Directions for this task: Locate all lines with the word "data" and copy them out.

Supplied information:
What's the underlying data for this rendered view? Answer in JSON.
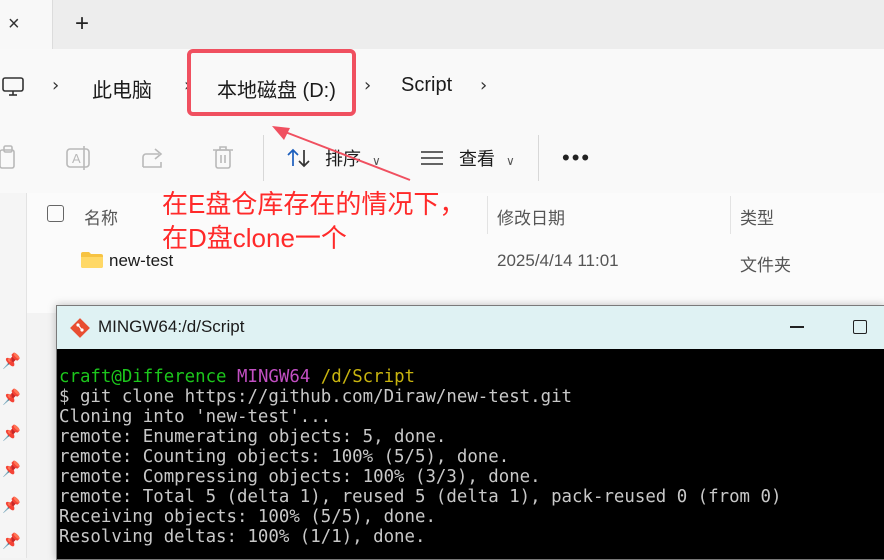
* * *
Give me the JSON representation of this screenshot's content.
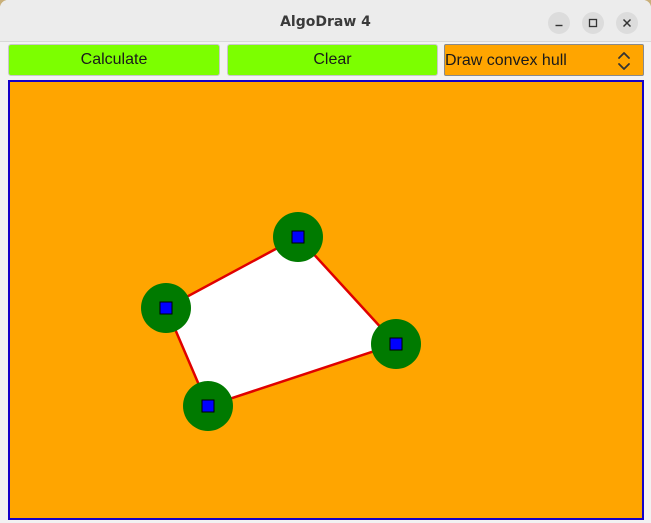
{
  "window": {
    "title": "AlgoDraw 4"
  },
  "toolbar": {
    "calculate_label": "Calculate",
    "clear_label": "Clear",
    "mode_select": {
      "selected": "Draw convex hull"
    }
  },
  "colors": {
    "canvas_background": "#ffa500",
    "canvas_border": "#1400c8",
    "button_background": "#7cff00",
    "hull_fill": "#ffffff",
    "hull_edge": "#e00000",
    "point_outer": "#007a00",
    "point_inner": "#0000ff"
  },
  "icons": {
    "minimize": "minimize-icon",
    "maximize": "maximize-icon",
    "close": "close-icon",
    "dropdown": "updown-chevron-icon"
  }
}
* * *
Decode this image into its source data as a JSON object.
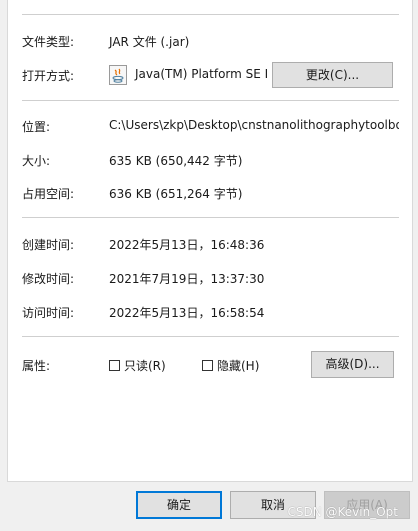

The output:
What's the underlying data for this rendered view? Answer in JSON.
Decode this image into its source data as a JSON object.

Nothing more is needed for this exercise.